WORK TO BE COMPLETED
Retype the records that come next, word for word.

Start of DATASET EXCERPTS

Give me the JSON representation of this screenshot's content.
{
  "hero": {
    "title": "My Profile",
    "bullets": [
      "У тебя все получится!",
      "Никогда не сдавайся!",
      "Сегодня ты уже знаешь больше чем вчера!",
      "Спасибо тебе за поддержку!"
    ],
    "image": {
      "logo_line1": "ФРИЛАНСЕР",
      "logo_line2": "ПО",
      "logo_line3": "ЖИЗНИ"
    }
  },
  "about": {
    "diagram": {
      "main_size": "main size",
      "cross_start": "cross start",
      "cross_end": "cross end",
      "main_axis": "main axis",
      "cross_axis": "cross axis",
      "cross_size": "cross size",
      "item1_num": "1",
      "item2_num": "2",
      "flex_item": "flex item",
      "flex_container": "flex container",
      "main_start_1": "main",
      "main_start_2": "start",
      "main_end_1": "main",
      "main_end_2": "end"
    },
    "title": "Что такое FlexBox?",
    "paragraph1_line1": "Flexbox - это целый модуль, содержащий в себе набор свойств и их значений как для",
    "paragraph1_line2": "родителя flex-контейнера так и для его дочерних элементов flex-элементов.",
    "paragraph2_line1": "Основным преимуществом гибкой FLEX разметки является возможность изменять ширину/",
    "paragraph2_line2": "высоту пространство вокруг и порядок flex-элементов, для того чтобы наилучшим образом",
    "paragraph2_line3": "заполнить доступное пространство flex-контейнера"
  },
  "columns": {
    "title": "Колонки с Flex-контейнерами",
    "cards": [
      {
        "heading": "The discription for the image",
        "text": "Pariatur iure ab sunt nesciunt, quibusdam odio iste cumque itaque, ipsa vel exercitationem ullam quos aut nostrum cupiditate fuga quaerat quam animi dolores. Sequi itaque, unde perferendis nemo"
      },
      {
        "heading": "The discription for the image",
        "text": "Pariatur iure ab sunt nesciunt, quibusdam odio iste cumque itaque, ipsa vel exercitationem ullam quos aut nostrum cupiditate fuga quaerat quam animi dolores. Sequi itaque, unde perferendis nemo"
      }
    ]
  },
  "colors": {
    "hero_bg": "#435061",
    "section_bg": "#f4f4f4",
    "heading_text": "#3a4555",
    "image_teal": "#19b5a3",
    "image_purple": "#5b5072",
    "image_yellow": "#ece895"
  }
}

End of DATASET EXCERPTS

TASK ANSWER
Give me the JSON representation of this screenshot's content.
{
  "hero": {
    "title": "My Profile",
    "bullets": [
      "У тебя все получится!",
      "Никогда не сдавайся!",
      "Сегодня ты уже знаешь больше чем вчера!",
      "Спасибо тебе за поддержку!"
    ],
    "image": {
      "logo_line1": "ФРИЛАНСЕР",
      "logo_line2": "ПО",
      "logo_line3": "ЖИЗНИ"
    }
  },
  "about": {
    "diagram": {
      "main_size": "main size",
      "cross_start": "cross start",
      "cross_end": "cross end",
      "main_axis": "main axis",
      "cross_axis": "cross axis",
      "cross_size": "cross size",
      "item1_num": "1",
      "item2_num": "2",
      "flex_item": "flex item",
      "flex_container": "flex container",
      "main_start_1": "main",
      "main_start_2": "start",
      "main_end_1": "main",
      "main_end_2": "end"
    },
    "title": "Что такое FlexBox?",
    "paragraph1_line1": "Flexbox - это целый модуль, содержащий в себе набор свойств и их значений как для",
    "paragraph1_line2": "родителя flex-контейнера так и для его дочерних элементов flex-элементов.",
    "paragraph2_line1": "Основным преимуществом гибкой FLEX разметки является возможность изменять ширину/",
    "paragraph2_line2": "высоту пространство вокруг и порядок flex-элементов, для того чтобы наилучшим образом",
    "paragraph2_line3": "заполнить доступное пространство flex-контейнера"
  },
  "columns": {
    "title": "Колонки с Flex-контейнерами",
    "cards": [
      {
        "heading": "The discription for the image",
        "text": "Pariatur iure ab sunt nesciunt, quibusdam odio iste cumque itaque, ipsa vel exercitationem ullam quos aut nostrum cupiditate fuga quaerat quam animi dolores. Sequi itaque, unde perferendis nemo"
      },
      {
        "heading": "The discription for the image",
        "text": "Pariatur iure ab sunt nesciunt, quibusdam odio iste cumque itaque, ipsa vel exercitationem ullam quos aut nostrum cupiditate fuga quaerat quam animi dolores. Sequi itaque, unde perferendis nemo"
      }
    ]
  },
  "colors": {
    "hero_bg": "#435061",
    "section_bg": "#f4f4f4",
    "heading_text": "#3a4555",
    "image_teal": "#19b5a3",
    "image_purple": "#5b5072",
    "image_yellow": "#ece895"
  }
}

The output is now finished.